What the task requires: Filter these entries, keeping only lines that hold the word "месяце".
==========
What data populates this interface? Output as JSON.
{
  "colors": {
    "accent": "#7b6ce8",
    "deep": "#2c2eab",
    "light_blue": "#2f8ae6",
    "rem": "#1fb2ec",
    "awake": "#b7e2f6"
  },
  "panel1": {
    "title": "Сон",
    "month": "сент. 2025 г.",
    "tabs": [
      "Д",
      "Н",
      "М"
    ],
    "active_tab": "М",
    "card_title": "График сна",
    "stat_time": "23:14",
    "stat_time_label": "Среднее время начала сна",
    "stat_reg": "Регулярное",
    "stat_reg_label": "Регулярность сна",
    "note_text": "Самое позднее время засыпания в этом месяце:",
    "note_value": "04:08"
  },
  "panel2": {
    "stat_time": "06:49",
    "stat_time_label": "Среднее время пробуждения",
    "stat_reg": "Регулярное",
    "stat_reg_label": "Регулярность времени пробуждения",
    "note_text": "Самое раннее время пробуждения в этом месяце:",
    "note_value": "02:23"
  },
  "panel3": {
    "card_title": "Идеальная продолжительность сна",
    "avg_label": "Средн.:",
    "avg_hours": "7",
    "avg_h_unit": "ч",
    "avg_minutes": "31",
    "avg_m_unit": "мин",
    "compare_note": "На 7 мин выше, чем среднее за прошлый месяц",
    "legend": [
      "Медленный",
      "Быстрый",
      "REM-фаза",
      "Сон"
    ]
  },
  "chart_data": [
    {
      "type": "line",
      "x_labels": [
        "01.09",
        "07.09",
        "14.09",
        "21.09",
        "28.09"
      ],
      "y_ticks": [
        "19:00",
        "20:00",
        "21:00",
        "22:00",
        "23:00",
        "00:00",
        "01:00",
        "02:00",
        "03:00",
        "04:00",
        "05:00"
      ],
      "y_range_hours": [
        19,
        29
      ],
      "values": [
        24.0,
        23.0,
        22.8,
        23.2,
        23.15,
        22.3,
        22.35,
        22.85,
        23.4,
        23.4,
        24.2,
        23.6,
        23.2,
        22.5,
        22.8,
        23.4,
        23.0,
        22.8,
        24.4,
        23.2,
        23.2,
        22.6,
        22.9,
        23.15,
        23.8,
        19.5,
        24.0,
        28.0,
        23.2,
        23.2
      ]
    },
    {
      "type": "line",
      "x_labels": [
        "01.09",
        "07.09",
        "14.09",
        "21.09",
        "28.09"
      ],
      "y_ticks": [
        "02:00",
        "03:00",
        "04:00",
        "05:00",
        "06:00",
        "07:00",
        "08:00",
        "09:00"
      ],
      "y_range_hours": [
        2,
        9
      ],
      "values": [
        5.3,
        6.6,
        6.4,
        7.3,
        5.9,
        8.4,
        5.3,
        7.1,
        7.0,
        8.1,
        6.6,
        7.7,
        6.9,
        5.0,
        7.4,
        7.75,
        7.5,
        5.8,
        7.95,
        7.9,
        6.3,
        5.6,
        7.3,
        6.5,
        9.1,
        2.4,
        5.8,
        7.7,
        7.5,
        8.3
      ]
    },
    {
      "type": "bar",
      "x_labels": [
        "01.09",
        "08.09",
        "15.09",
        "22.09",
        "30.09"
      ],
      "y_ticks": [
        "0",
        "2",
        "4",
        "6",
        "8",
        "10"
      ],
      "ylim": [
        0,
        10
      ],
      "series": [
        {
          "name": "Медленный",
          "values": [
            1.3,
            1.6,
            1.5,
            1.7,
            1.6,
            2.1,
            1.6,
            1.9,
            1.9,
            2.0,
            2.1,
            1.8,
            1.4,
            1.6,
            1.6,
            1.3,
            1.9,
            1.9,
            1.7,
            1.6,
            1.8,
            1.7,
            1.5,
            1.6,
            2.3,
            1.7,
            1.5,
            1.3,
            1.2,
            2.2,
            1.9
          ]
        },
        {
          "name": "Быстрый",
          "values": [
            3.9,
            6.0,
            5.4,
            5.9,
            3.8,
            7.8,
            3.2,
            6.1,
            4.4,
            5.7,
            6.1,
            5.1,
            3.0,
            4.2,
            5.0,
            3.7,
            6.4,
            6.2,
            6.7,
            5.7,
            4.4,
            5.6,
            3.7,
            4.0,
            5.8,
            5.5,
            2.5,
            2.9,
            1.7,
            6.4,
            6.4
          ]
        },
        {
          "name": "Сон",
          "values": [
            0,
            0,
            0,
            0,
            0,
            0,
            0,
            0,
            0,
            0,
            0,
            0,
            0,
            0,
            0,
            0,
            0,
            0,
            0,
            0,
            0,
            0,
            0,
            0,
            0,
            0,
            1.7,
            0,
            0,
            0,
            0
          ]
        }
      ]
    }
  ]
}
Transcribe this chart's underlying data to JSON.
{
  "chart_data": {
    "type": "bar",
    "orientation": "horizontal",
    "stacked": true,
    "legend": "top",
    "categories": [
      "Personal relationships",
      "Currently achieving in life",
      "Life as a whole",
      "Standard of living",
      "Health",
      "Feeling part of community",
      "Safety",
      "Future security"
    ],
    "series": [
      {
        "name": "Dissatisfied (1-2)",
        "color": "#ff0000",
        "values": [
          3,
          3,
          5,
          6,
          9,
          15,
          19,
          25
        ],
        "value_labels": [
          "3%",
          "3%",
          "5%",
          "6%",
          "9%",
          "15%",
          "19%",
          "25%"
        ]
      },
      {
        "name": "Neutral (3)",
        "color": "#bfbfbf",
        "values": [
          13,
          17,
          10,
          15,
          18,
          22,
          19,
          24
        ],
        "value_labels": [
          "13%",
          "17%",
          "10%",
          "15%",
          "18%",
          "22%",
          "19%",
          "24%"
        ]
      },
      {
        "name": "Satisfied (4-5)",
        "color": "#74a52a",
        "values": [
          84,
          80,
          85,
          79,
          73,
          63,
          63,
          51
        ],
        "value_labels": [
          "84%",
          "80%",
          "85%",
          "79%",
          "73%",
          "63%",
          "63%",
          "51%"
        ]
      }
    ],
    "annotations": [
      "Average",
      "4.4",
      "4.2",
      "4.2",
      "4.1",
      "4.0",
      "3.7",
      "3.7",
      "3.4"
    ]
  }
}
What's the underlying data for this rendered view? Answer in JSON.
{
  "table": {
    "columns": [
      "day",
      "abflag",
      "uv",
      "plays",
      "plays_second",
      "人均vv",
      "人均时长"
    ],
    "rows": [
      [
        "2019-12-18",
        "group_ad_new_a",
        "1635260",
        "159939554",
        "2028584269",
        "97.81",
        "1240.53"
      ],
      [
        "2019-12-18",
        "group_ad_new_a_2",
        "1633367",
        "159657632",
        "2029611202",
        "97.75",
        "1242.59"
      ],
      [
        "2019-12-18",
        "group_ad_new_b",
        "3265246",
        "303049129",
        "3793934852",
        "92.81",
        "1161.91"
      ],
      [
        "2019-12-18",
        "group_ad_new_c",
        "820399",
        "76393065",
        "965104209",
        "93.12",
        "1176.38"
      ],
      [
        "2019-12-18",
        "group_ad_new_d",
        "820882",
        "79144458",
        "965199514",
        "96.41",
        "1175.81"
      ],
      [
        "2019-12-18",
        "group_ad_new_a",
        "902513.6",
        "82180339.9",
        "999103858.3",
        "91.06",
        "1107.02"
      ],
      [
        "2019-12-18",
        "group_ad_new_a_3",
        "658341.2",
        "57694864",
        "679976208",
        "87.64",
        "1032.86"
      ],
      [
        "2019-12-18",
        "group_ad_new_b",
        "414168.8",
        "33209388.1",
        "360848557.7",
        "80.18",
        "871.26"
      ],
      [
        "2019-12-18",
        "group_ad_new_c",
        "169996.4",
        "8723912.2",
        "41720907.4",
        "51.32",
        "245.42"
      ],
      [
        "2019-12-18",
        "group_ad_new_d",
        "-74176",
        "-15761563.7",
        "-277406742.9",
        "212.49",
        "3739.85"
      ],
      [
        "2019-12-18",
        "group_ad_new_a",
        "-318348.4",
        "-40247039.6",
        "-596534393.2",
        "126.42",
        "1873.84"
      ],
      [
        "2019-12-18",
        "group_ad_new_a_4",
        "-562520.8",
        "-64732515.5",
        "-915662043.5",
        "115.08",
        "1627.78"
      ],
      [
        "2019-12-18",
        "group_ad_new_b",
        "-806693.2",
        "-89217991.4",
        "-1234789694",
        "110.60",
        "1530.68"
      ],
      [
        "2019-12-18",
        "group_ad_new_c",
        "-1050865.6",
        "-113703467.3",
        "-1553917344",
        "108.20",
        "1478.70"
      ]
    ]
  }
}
==========
Solution:
    "note_text": "Самое позднее время засыпания в этом месяце:",
    "note_text": "Самое раннее время пробуждения в этом месяце:",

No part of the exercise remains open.